WORK REQUIRED
Each line that holds the string "stable" counts once. Say how many such lines the entries have, giving the number only.

= Beginning of Section =

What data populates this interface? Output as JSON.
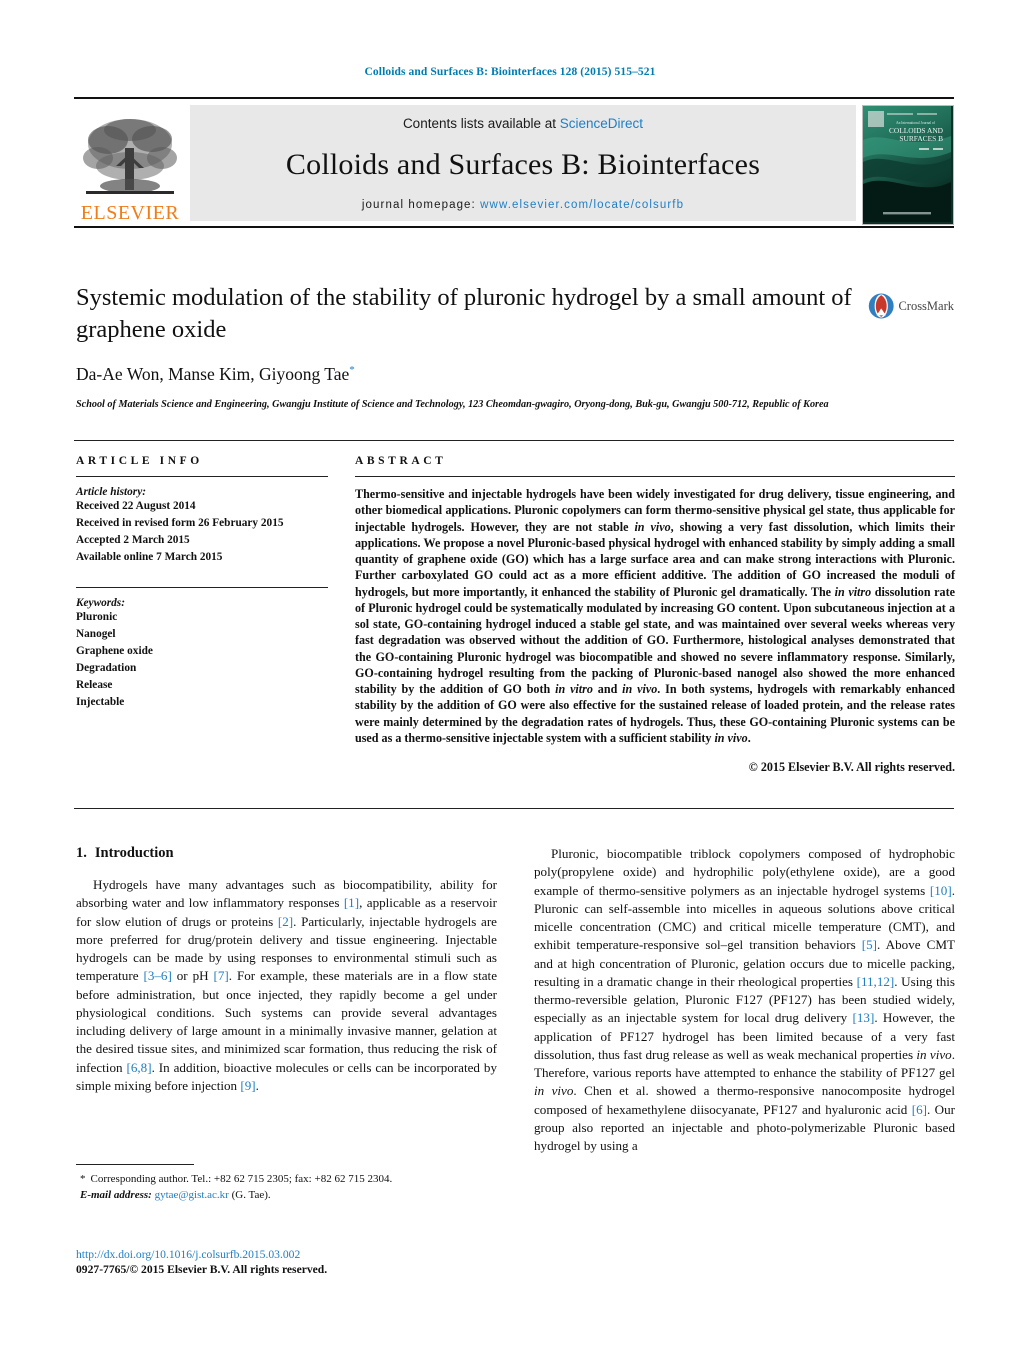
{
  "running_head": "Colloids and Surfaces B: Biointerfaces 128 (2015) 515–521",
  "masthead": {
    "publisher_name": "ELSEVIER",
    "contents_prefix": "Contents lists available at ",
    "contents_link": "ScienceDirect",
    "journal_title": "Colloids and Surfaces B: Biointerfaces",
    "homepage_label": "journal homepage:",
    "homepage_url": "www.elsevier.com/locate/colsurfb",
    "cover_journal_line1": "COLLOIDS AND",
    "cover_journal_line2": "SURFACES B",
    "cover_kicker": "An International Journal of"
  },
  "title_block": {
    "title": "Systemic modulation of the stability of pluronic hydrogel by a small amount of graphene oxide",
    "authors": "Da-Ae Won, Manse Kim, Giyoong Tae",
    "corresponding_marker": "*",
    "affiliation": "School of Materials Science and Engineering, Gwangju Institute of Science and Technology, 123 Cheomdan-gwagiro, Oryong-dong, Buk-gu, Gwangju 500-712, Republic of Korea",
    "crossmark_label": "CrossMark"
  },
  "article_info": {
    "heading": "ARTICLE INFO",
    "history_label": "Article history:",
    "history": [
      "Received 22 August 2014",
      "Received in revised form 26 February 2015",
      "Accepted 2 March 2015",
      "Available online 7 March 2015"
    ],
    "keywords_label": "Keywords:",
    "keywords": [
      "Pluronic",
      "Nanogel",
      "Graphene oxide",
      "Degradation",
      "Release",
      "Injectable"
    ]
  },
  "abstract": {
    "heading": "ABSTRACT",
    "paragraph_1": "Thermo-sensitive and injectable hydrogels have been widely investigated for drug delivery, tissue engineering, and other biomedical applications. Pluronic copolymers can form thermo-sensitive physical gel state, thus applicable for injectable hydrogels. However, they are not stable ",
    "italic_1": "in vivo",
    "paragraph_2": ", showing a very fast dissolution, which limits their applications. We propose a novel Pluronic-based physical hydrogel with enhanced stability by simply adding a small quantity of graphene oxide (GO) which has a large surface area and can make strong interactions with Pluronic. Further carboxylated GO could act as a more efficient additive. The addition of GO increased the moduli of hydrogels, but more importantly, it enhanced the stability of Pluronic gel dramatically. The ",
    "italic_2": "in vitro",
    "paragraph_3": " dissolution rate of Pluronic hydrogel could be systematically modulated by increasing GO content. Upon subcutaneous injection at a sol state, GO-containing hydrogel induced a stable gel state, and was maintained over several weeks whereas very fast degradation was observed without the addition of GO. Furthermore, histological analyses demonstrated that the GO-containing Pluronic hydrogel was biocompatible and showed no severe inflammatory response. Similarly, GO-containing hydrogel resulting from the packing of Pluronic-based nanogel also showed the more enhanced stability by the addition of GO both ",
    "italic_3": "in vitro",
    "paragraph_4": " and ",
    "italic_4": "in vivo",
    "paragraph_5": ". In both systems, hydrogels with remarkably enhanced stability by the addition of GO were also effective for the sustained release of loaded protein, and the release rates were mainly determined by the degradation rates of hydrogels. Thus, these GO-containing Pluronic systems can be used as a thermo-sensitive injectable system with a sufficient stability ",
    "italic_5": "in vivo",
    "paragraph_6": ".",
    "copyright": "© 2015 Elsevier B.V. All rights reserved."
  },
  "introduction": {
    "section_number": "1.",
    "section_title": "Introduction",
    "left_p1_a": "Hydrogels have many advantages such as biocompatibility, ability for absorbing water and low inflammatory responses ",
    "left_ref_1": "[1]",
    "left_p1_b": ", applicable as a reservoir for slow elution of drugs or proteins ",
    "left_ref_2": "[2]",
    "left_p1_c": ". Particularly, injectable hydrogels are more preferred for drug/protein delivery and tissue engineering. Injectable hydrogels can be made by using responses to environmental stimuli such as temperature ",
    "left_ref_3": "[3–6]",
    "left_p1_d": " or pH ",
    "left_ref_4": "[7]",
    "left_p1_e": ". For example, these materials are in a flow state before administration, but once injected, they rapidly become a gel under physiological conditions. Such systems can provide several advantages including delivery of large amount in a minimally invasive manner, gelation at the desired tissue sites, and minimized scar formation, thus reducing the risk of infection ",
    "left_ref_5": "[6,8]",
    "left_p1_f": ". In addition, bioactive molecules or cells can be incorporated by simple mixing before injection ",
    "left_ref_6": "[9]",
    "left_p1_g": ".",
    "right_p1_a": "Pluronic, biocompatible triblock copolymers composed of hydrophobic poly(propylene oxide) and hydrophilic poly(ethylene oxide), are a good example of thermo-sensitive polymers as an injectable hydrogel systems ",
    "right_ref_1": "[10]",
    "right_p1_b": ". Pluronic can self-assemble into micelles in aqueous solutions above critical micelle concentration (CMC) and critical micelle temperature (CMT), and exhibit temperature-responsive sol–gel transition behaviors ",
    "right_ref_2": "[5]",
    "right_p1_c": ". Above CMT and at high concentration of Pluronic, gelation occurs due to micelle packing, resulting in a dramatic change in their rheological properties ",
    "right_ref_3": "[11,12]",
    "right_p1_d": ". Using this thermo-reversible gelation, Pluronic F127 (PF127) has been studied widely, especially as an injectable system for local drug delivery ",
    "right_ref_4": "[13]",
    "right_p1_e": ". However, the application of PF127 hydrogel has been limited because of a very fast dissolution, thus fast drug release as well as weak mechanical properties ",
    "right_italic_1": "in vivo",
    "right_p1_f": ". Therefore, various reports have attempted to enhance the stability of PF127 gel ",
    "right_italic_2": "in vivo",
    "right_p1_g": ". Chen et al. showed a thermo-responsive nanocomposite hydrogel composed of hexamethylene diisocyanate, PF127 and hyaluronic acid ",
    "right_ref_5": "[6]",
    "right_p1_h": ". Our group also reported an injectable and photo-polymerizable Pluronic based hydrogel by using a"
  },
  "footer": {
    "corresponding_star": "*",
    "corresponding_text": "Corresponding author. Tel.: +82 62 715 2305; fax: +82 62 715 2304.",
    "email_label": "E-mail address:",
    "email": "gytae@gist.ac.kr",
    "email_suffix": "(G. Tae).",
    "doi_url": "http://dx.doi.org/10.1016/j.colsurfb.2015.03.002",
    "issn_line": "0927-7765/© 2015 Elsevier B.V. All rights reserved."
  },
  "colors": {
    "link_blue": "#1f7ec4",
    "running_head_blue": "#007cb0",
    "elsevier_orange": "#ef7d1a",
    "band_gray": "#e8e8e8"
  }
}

= End of Section =
= Beginning of Section =

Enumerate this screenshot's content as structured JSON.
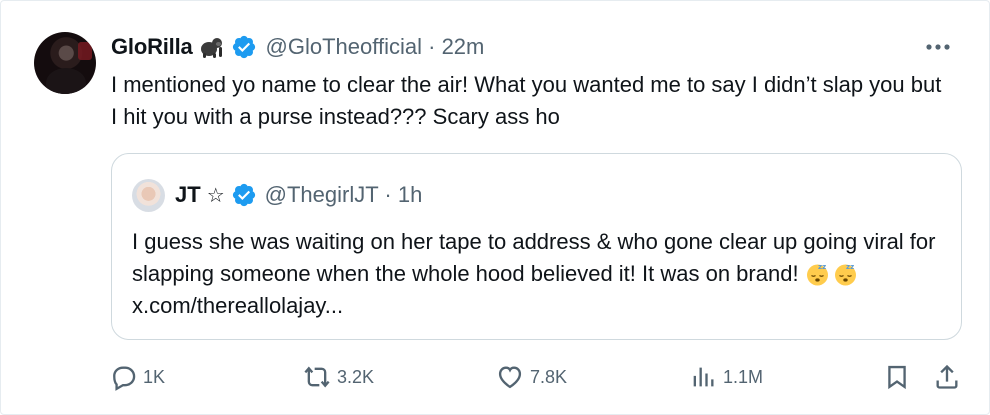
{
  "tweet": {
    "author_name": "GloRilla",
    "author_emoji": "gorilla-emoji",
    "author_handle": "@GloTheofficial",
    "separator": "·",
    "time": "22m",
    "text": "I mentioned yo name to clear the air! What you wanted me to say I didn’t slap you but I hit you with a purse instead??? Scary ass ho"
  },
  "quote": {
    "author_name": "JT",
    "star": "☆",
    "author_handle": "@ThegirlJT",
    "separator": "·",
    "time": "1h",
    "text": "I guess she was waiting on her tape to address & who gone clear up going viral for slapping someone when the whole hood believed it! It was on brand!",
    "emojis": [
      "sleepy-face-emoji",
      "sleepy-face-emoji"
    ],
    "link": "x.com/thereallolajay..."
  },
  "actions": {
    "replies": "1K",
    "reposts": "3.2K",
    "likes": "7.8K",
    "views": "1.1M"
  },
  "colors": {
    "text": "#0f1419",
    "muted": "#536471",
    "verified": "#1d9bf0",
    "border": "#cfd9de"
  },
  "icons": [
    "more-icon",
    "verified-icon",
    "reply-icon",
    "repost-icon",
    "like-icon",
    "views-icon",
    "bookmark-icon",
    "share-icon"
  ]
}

= End of Section =

WRITTEN SOLUTION
2